■ Testo originale:
##############################

Italia

Maledetta domenica

Ci sono delle domeniche che apparentemente cominciano nel modo più normale e comune. Anche se quella è la tanto attesa domenica delle elezioni, a parte il rito delle urne, che effettivamente dà un pizzico di novità alla mattinata, tutto segue un filo regolare, classico, quasi rituale: un salto al market per acquistare qualcosa per il pranzo, poi un caffè al bar con la propria ragazza, infine il rientro a casa, perché alle 12:30 c’è Genoa-Cagliari. C’è da preparare il collegamento con la radio, dare in diretta le formazioni ufficiali e poi concentrarsi sulla cronaca per MondoSportivo. Nulla di eccezionale, insomma. Tutto secondo routine.

Purtroppo, però, il foglio con le formazioni è ancora sulla scrivania, la sfida fra rossoblù non si sarebbe giocata e quel collegamento alla radio avrebbe assunto ben altri toni, ben altri contenuti. Niente formazioni, solo cordoglio, la voce quasi rotta dalla commozione, il cuore in gola, il respiro affannato, le notizie in divenire riguardanti il possibile rinvio dell’intero turno di Serie A. Quella domenica così normale diventava di colpo mestamente unica e maledetta. Il volto di un ragazzo di 31 anni rimbalzava su tutte le emittenti televisive e su gran parte delle home del web. E restavo attonito, incredulo, ripetendomi che non poteva essere vero. Ma era troppo tardi per pensare che si trattasse di una bufala – magari lo fosse stato – ormai non si parlava d’altro. Era realtà purtroppo, una tristissima realtà.

Mentre attendevo le reazioni del mondo del calcio, vedevo in tv le lacrime di chi aveva conosciuto Davide Astori. E mi domandavo infinite volte come fosse possibile, come fosse possibile che un atleta professionista, costantemente sotto controllo medico, potesse morire così, da solo, in una camera d’albergo. Lontano dalla compagna e da quella bambina che dovrà crescere senza il proprio papà. Nel frattempo, la decisione ufficiale: non si gioca a Genova e in nessun altro stadio d’Italia. Per una volta ha prevalso il buon senso: sacrosanto che ci si fermi dinanzi a simili tragedie. E non rompano i coglioni quelli che dicono che il calcio è un’azienda e che lo spettacolo comunque deve andare avanti.

##############################

■ Dati mostrati:
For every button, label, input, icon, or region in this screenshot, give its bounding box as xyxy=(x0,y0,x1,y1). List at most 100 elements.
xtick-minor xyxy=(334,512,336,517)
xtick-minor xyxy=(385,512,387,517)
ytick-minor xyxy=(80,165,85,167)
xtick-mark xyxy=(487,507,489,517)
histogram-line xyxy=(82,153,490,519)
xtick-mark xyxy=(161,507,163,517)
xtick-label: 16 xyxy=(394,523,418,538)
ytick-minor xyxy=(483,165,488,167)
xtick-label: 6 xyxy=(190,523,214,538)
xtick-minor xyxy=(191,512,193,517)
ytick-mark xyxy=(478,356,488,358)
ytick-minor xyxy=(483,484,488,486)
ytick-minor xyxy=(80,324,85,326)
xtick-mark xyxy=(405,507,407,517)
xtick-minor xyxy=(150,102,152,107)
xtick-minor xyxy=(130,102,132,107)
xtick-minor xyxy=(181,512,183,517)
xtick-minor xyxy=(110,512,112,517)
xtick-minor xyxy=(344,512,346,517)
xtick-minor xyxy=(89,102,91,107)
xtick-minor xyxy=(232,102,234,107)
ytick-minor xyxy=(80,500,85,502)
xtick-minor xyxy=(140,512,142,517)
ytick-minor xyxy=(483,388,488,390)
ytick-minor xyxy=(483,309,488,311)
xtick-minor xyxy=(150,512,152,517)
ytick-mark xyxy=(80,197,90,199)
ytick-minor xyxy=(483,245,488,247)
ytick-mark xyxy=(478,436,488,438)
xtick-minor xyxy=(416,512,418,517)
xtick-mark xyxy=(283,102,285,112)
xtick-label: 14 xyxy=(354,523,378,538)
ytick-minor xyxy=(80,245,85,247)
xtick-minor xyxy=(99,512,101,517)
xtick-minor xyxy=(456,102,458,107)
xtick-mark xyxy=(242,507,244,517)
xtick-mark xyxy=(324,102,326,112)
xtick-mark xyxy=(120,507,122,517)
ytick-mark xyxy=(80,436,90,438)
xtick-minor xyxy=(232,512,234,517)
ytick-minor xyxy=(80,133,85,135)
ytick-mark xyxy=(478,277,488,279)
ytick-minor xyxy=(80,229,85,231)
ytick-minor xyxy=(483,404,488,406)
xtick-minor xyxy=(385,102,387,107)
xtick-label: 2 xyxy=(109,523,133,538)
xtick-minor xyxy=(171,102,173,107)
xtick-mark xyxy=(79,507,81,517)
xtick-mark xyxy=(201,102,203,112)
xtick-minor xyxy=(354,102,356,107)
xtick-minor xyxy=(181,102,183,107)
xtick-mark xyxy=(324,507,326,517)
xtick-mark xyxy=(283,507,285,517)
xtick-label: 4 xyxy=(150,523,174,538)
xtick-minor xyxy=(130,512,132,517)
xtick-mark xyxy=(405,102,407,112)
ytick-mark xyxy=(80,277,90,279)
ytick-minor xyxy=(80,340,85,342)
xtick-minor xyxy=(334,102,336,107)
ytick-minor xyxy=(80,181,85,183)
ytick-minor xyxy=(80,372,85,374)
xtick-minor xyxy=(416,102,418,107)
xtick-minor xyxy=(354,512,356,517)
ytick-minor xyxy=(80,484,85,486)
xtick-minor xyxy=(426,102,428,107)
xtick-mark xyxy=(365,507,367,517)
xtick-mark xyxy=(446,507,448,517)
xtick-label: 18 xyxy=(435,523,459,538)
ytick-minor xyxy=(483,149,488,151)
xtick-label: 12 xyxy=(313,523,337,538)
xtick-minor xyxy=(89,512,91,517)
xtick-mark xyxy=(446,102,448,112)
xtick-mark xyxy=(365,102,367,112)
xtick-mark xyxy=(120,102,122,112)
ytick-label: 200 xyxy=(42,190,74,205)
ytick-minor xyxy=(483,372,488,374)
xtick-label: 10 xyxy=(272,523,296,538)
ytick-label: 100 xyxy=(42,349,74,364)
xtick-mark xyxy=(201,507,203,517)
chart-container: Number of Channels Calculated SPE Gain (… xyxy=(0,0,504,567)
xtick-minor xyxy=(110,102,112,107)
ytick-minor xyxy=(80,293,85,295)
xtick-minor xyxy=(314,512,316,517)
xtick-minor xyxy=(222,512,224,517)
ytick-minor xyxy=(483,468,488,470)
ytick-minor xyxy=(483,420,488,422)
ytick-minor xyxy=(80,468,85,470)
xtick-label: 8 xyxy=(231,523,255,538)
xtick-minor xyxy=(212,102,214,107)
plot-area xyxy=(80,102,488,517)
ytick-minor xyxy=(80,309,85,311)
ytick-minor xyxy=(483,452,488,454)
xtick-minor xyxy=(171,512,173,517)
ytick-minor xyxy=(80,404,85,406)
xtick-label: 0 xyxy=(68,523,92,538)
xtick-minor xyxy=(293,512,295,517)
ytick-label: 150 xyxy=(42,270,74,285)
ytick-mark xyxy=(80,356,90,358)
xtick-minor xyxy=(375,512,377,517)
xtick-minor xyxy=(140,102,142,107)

##############################

■ Cosa chiede: Come prosegue l'articolo sulla domenica della morte di Davide Astori? Scrivine il seguito a partire dall'ultima frase riportata.

■ Spazio risposta:
Davide era un professionista affermato e stimato, come possiamo pretendere che i colleghi, i suoi amici, inseguano un pallone in un giorno così triste? Perché in fondo il calcio è anche un gioco, ricordiamocelo. Chi ha conosciuto Astori giura si trattasse di un ragazzo semplice, sempre sorridente, mai al di sopra delle righe. Capitano non a caso, un leader silenzioso e di tutto rispetto, uno che la Nazionale se l’era conquistata col sudore. E se penso allo scorso 22 dicembre, quando mi passò accanto nella zona mista della Sardegna Arena, ricordo che sorrise e salutò, con classe e stile. D’altronde, Cagliari è stata la sua casa, in Sardegna ha vissuto sei anni, assaporando per la prima volta il successo. E ha saputo farsi volere bene.

Niente pallone per un giorno, quindi. L’unica cosa da fare era restare in silenzio, lasciare gli stadi vuoti e le scarpette nei borsoni. E chi se ne frega quando verrà recuperata la ventisettesima giornata. Oggi, ventiquattro ore dopo, fra i primi pensieri c’è ancora la tragedia di ieri, quel silenzio incredulo di una domenica maledetta che difficilmente dimenticheremo.